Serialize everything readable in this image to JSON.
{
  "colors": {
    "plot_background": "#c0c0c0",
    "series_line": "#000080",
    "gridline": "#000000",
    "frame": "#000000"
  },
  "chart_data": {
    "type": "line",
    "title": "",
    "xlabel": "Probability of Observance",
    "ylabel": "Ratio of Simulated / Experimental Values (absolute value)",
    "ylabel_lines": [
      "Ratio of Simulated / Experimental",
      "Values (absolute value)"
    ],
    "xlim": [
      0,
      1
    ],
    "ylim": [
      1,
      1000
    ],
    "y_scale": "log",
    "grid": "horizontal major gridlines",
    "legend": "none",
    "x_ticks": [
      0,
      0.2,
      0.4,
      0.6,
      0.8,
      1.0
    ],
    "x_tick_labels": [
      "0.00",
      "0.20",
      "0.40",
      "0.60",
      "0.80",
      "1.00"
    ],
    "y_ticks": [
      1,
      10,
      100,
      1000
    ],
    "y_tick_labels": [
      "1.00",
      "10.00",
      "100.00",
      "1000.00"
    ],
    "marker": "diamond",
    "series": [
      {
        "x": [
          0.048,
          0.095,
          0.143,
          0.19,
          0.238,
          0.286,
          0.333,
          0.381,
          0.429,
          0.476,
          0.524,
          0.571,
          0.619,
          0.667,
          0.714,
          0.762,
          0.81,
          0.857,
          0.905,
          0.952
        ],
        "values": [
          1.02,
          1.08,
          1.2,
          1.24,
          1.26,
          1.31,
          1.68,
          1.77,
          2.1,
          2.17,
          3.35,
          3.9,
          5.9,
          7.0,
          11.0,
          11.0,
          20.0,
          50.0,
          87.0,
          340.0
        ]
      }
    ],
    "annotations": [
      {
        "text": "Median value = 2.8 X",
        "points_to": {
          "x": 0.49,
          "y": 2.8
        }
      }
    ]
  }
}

__________________________________________________

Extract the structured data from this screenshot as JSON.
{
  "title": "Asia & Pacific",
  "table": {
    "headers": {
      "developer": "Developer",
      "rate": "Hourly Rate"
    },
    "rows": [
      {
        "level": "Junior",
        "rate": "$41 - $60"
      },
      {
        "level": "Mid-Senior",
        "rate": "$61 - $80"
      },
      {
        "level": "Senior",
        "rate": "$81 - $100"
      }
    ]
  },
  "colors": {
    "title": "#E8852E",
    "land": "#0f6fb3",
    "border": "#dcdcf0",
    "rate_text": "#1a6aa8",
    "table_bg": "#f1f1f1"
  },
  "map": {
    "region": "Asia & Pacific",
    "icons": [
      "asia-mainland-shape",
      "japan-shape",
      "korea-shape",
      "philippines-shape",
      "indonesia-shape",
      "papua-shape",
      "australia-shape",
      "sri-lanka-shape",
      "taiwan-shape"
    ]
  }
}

__________________________________________________

**Exercise instructions:** State how many lines of the listing above include the word "Pacific". Give nothing but the number.

**The completed task:** 2